Short problem
Search the material for "Tesla" and show all lines that contain it.

Record list
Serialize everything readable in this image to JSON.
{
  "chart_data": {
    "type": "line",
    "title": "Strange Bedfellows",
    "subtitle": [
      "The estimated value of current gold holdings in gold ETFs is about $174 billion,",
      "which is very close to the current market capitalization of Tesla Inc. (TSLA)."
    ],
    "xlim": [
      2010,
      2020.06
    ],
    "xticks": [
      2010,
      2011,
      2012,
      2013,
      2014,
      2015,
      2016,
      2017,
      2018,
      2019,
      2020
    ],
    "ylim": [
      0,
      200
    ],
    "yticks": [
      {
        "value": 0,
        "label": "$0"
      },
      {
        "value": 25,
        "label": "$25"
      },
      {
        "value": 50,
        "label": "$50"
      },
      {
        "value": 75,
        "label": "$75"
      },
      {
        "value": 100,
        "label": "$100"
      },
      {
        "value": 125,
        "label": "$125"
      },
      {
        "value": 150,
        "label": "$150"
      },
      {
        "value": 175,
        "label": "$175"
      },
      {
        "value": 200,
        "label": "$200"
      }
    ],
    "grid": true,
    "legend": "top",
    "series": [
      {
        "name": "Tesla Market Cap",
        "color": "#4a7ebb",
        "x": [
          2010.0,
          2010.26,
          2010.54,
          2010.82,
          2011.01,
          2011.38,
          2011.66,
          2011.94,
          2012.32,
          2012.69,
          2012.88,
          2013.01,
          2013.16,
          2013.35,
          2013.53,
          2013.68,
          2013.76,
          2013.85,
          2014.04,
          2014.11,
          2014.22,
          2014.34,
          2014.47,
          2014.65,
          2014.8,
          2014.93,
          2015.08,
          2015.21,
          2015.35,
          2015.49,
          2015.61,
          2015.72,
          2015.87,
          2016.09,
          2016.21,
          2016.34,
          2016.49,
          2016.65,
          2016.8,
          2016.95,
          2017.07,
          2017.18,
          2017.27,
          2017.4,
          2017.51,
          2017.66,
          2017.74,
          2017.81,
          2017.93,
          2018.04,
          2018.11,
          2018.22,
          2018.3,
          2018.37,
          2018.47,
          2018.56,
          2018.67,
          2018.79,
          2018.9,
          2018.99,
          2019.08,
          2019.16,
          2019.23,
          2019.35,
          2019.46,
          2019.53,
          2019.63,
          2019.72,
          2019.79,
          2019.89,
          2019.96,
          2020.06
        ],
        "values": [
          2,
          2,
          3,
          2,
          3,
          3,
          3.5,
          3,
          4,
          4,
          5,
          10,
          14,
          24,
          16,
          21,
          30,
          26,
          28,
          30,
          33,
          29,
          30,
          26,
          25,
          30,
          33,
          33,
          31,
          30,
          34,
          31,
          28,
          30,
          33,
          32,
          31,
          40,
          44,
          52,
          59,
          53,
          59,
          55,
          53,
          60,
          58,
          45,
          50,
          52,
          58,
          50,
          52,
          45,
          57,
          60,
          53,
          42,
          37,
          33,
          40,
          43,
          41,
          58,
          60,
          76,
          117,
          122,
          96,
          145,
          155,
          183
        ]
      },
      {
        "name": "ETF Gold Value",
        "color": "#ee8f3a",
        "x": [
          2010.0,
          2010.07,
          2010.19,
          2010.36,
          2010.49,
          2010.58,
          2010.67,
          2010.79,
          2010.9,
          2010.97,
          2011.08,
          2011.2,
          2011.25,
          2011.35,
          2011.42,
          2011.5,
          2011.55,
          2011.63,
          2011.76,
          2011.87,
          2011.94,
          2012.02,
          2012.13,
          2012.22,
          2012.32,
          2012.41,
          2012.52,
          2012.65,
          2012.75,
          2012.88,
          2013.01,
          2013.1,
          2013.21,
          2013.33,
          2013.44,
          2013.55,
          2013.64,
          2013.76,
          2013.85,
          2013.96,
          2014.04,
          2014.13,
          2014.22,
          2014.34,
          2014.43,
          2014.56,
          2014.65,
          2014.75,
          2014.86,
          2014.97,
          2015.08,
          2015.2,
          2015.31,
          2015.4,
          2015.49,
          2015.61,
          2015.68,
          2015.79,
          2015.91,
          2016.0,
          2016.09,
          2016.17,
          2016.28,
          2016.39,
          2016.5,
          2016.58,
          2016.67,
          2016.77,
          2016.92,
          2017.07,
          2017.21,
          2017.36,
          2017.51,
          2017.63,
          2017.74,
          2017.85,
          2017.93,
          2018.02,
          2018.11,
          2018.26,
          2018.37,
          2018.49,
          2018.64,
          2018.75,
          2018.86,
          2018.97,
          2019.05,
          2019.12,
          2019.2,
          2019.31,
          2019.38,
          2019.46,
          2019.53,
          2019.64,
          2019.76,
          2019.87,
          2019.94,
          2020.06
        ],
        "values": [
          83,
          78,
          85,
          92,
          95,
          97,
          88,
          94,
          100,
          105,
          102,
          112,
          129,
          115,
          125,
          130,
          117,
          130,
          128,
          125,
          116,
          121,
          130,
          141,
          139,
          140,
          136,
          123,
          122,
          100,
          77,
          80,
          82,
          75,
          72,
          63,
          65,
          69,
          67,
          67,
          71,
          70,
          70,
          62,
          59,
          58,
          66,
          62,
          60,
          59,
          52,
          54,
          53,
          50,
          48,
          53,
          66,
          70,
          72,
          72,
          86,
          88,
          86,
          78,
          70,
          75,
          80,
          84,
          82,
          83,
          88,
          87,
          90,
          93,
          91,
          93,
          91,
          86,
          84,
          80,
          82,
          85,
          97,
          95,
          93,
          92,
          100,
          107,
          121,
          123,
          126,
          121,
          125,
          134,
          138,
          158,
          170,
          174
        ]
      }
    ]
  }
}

Output of the exercise
      "which is very close to the current market capitalization of Tesla Inc. (TSLA)."
        "name": "Tesla Market Cap",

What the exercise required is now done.